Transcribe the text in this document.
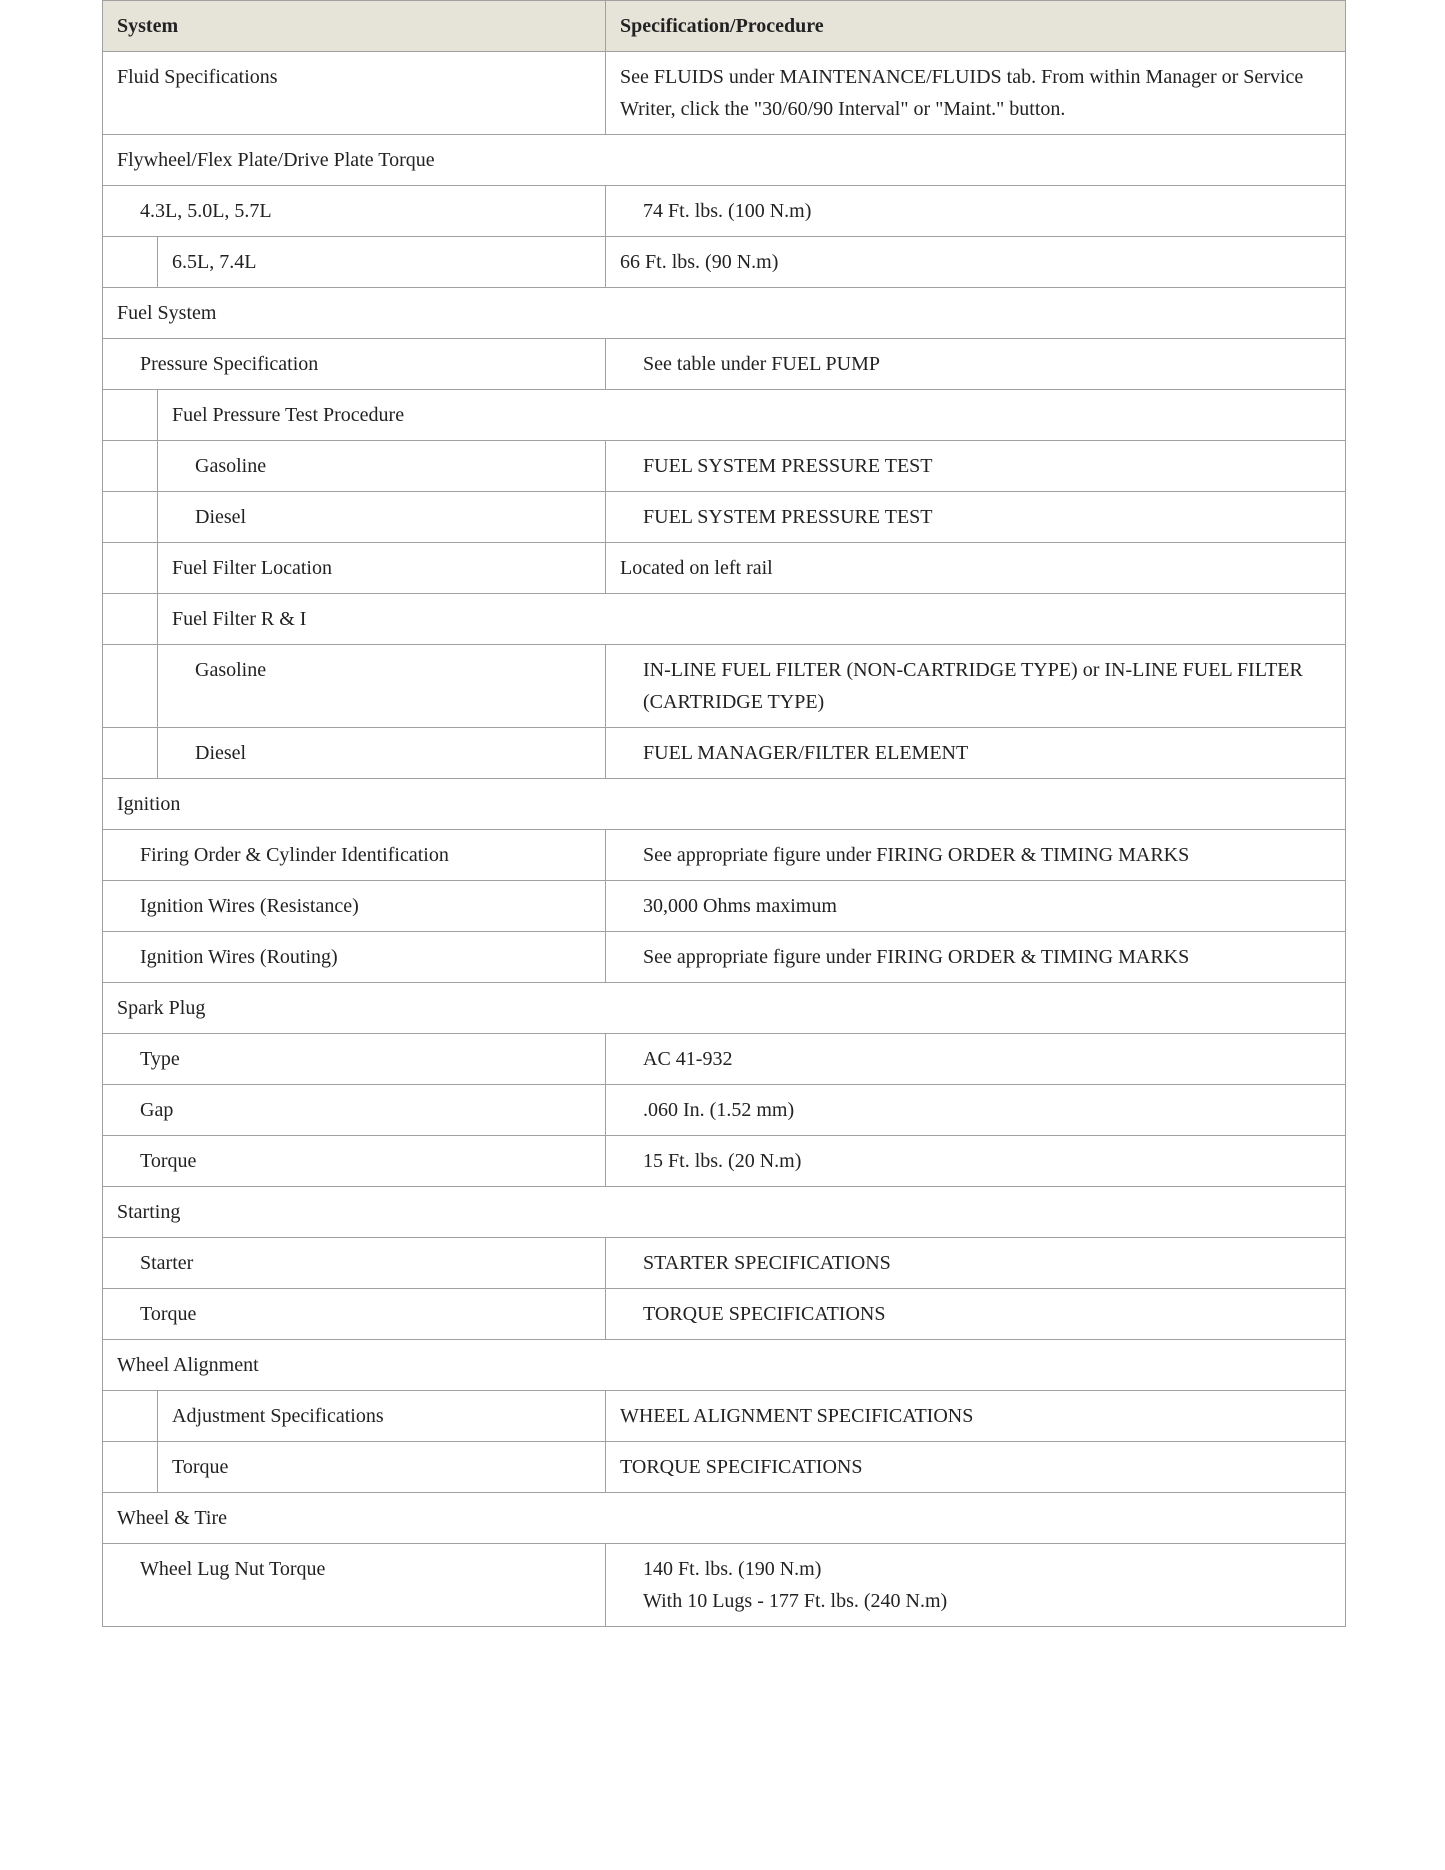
System		Specification/Procedure
Fluid Specifications		See FLUIDS under MAINTENANCE/FLUIDS tab. From within Manager or Service Writer, click the "30/60/90 Interval" or "Maint." button.
Flywheel/Flex Plate/Drive Plate Torque		
4.3L, 5.0L, 5.7L		74 Ft. lbs. (100 N.m)
	6.5L, 7.4L	66 Ft. lbs. (90 N.m)
Fuel System		
Pressure Specification		See table under FUEL PUMP
	Fuel Pressure Test Procedure	
	Gasoline	FUEL SYSTEM PRESSURE TEST
	Diesel	FUEL SYSTEM PRESSURE TEST
	Fuel Filter Location	Located on left rail
	Fuel Filter R & I	
	Gasoline	IN-LINE FUEL FILTER (NON-CARTRIDGE TYPE) or IN-LINE FUEL FILTER (CARTRIDGE TYPE)
	Diesel	FUEL MANAGER/FILTER ELEMENT
Ignition		
Firing Order & Cylinder Identification		See appropriate figure under FIRING ORDER & TIMING MARKS
Ignition Wires (Resistance)		30,000 Ohms maximum
Ignition Wires (Routing)		See appropriate figure under FIRING ORDER & TIMING MARKS
Spark Plug		
Type		AC 41-932
Gap		.060 In. (1.52 mm)
Torque		15 Ft. lbs. (20 N.m)
Starting		
Starter		STARTER SPECIFICATIONS
Torque		TORQUE SPECIFICATIONS
Wheel Alignment		
	Adjustment Specifications	WHEEL ALIGNMENT SPECIFICATIONS
	Torque	TORQUE SPECIFICATIONS
Wheel & Tire		
Wheel Lug Nut Torque		140 Ft. lbs. (190 N.m)
With 10 Lugs - 177 Ft. lbs. (240 N.m)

· · · · · · ·

For each line above that contains the word "appropriate", copy that line.

Firing Order & Cylinder Identification		See appropriate figure under FIRING ORDER & TIMING MARKS
Ignition Wires (Routing)		See appropriate figure under FIRING ORDER & TIMING MARKS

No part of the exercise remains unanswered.